EXERCISE GOAL: The data must be returned in full and exactly as given.

[Items from a figure collection]

+--

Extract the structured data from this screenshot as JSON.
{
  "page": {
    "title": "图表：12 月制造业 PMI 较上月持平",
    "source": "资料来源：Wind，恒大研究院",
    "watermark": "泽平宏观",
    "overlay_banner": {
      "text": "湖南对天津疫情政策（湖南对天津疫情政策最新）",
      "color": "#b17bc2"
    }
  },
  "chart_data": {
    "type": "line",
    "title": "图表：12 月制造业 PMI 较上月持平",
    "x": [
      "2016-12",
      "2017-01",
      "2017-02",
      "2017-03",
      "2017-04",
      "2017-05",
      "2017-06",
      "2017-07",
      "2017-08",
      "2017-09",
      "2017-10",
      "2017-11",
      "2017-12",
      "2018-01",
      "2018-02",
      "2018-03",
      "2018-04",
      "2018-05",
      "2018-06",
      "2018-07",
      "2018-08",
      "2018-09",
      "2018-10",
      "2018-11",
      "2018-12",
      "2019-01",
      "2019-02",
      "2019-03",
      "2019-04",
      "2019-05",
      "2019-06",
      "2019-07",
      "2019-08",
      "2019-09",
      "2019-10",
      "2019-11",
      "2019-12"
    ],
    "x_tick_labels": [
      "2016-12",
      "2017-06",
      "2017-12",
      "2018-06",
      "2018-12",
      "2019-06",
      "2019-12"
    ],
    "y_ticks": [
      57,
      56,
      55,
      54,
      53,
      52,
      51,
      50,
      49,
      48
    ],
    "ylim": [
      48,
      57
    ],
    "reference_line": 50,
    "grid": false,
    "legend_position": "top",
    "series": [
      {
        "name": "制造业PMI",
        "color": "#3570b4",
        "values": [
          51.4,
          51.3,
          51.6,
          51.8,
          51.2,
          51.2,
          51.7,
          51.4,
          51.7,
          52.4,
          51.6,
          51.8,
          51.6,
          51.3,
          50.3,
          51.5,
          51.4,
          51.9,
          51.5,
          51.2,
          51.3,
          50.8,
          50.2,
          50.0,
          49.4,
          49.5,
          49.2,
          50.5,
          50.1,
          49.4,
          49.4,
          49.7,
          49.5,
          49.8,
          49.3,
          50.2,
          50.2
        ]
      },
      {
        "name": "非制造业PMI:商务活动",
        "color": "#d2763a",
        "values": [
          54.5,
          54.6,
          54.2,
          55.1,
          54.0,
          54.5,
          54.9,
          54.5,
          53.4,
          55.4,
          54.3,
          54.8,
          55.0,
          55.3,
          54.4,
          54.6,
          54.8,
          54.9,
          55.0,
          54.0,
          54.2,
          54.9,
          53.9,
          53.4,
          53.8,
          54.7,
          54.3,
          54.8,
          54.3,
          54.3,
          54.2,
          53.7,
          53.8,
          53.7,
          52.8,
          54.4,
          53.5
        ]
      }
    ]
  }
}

+--

RESULT OF THIS TASK:
Extract the structured data from this screenshot as JSON.
{
  "page": {
    "title": "图表：12 月制造业 PMI 较上月持平",
    "source": "资料来源：Wind，恒大研究院",
    "watermark": "泽平宏观",
    "overlay_banner": {
      "text": "湖南对天津疫情政策（湖南对天津疫情政策最新）",
      "color": "#b17bc2"
    }
  },
  "chart_data": {
    "type": "line",
    "title": "图表：12 月制造业 PMI 较上月持平",
    "x": [
      "2016-12",
      "2017-01",
      "2017-02",
      "2017-03",
      "2017-04",
      "2017-05",
      "2017-06",
      "2017-07",
      "2017-08",
      "2017-09",
      "2017-10",
      "2017-11",
      "2017-12",
      "2018-01",
      "2018-02",
      "2018-03",
      "2018-04",
      "2018-05",
      "2018-06",
      "2018-07",
      "2018-08",
      "2018-09",
      "2018-10",
      "2018-11",
      "2018-12",
      "2019-01",
      "2019-02",
      "2019-03",
      "2019-04",
      "2019-05",
      "2019-06",
      "2019-07",
      "2019-08",
      "2019-09",
      "2019-10",
      "2019-11",
      "2019-12"
    ],
    "x_tick_labels": [
      "2016-12",
      "2017-06",
      "2017-12",
      "2018-06",
      "2018-12",
      "2019-06",
      "2019-12"
    ],
    "y_ticks": [
      57,
      56,
      55,
      54,
      53,
      52,
      51,
      50,
      49,
      48
    ],
    "ylim": [
      48,
      57
    ],
    "reference_line": 50,
    "grid": false,
    "legend_position": "top",
    "series": [
      {
        "name": "制造业PMI",
        "color": "#3570b4",
        "values": [
          51.4,
          51.3,
          51.6,
          51.8,
          51.2,
          51.2,
          51.7,
          51.4,
          51.7,
          52.4,
          51.6,
          51.8,
          51.6,
          51.3,
          50.3,
          51.5,
          51.4,
          51.9,
          51.5,
          51.2,
          51.3,
          50.8,
          50.2,
          50.0,
          49.4,
          49.5,
          49.2,
          50.5,
          50.1,
          49.4,
          49.4,
          49.7,
          49.5,
          49.8,
          49.3,
          50.2,
          50.2
        ]
      },
      {
        "name": "非制造业PMI:商务活动",
        "color": "#d2763a",
        "values": [
          54.5,
          54.6,
          54.2,
          55.1,
          54.0,
          54.5,
          54.9,
          54.5,
          53.4,
          55.4,
          54.3,
          54.8,
          55.0,
          55.3,
          54.4,
          54.6,
          54.8,
          54.9,
          55.0,
          54.0,
          54.2,
          54.9,
          53.9,
          53.4,
          53.8,
          54.7,
          54.3,
          54.8,
          54.3,
          54.3,
          54.2,
          53.7,
          53.8,
          53.7,
          52.8,
          54.4,
          53.5
        ]
      }
    ]
  }
}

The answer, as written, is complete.